Prompt: Write the next part of the documentation on accessing datasets, starting after its final line.

Text:

Accessing your datasets

There are two ways to access your datasets:

Direct download URL — Quick access to individual dataset files
S3 Bucket access — Full access to explore the entire bucket and historical datasets

Looking for information about dataset types and what's available? Learn more about our datasets.

Direct download URL

Use direct download URLs when you need quick access to a specific dataset file without setting up programmatic access. This is the most common and straightforward way to access your datasets.

In the TheirStack App, you can see the list of available datasets in the datasets section. There you'll find all the different datasets available for you, along with a direct download button for each one.

Datasets page

This is the simplest way to get a specific dataset file. Just click the download button, and you'll get a direct link to download the file.

S3 bucket access

If you want to explore the entire bucket of datasets available and access the historical archive of published datasets, you can gain direct access to our S3 bucket. This gives you more flexibility to browse, list, and download multiple files programmatically.

This process consists of three steps:

Get temporary credentials
List files
Download files

There are many ways to access files on S3. Below we explain three common options:

Python (boto3) — Using the boto3 SDK to list and download files
AWS CLI — Using aws s3 to list and download files
ClickHouse — Using the s3 table function to list files and query its content

Obtaining temporary S3 credentials

To get access to the datasets bucket, you need to make a request to the POST /v1/datasets/credentials endpoint.

curl -X POST "https://api.theirstack.com/v1/datasets/credentials" \
  -H "accept: application/json" \
  -H "Authorization: Bearer <your_token>"

Response fields

This endpoint returns a JSON object with the following fields:

access_key_id — The access key ID for the temporary credentials
secret_access_key — The secret access key for the temporary credentials
session_token — The session token for the temporary credentials
expiration — The expiration date and time of the temporary credentials (in ISO 8601 format)
storage — Storage configuration object containing:
- bucket_name — The S3 bucket name where the datasets are stored
- endpoint_url — The S3-compatible endpoint URL to use for accessing the bucket
- prefixes — One or more prefixes you must include when accessing objects

Example response:

{
    "access_key_id": "a3f8b2c9d1e4f5a6b7c8d9e0f1a2b3c4",
    "secret_access_key": "7e9a2b4c6d8e0f1a3b5c7d9e1f3a5b7c9d1e3f5a",
    "session_token": "ZXlKaGJHY2lPaUpTVXpJMU5pSXNJblI1Y0NJNklrcFhWQ0o5LmV5SmlkV05yWlhRa",
    "expiration": "2026-01-15T14:30:00Z",
    "storage": {
        "bucket_name": "datasets",
        "endpoint_url": "https://example-datasets-url.com",
        "prefixes": [
            "v1_0_0/data/jobs/daily/2025/12/19/",
            "v1_0_0/data/jobs/daily/2025/12/20/",
            "v1_0_0/data/jobs/daily/2025/12/21/",
            ...

Recorded data:
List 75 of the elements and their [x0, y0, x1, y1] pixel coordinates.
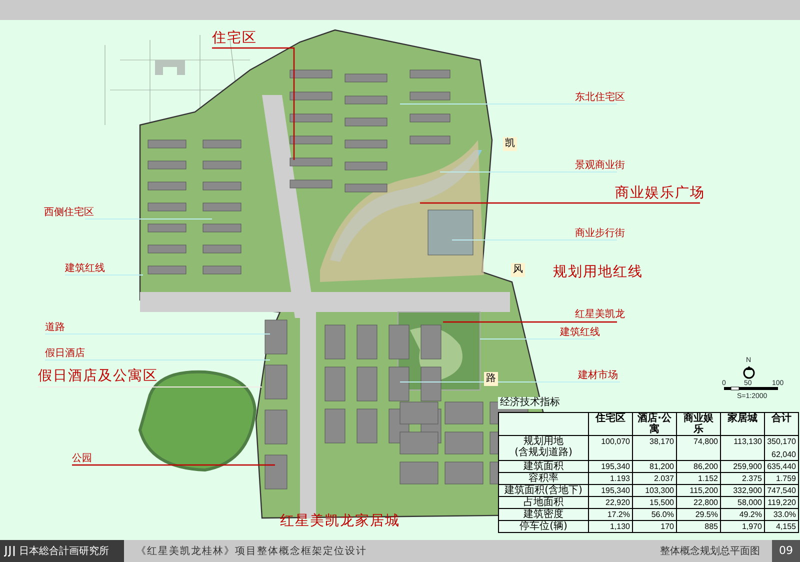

Exercise answer:
        ]
    }
}

Note: These credentials are temporary and will expire at the time specified in the expiration field. You'll need to request new credentials once they expire.

Use the credentials in Python

Once you have the temporary credentials, you can connect to the S3 bucket using the AWS S3-compatible API. The response includes the endpoint_url, bucket_name, and the allowed prefixes in the storage object, which you should use when configuring your client and building object keys. Because the files are stored in Cloudflare R2, you must pass the endpoint_url in your client or CLI commands.

Here is how to set up a client using the values from the API response:

import boto3
import requests

# Get credentials from the API
response = requests.post(
    "https://api.theirstack.com/v1/datasets/credentials",
    headers={"Authorization": "Bearer <your_token>"}
)
response.raise_for_status()
credentials = response.json()

# Use the endpoint_url and bucket_name from the response
client = boto3.client(
    "s3",
    endpoint_url=credentials["storage"]["endpoint_url"],
    aws_access_key_id=credentials["access_key_id"],
    aws_secret_access_key=credentials["secret_access_key"],
    aws_session_token=credentials["session_token"],
)

Export credentials as environment variables

Running these will let you use the credentials for the AWS CLI to list and download files, as explained in the next sections.

eval "$(curl --location --request POST 'https://api.theirstack.com/v1/datasets/credentials' \
  --header 'accept: application/json' \
  --header 'Authorization: Bearer <your_token>' \
  | jq -r '
    "export AWS_ACCESS_KEY_ID=\(.access_key_id)",
    "export AWS_SECRET_ACCESS_KEY=\(.secret_access_key)",
    "export AWS_SESSION_TOKEN=\(.session_token)",
    "export S3_ENDPOINT_URL=\(.storage.endpoint_url)",
    "export S3_BUCKET_NAME=\(.storage.bucket_name)"
  ')"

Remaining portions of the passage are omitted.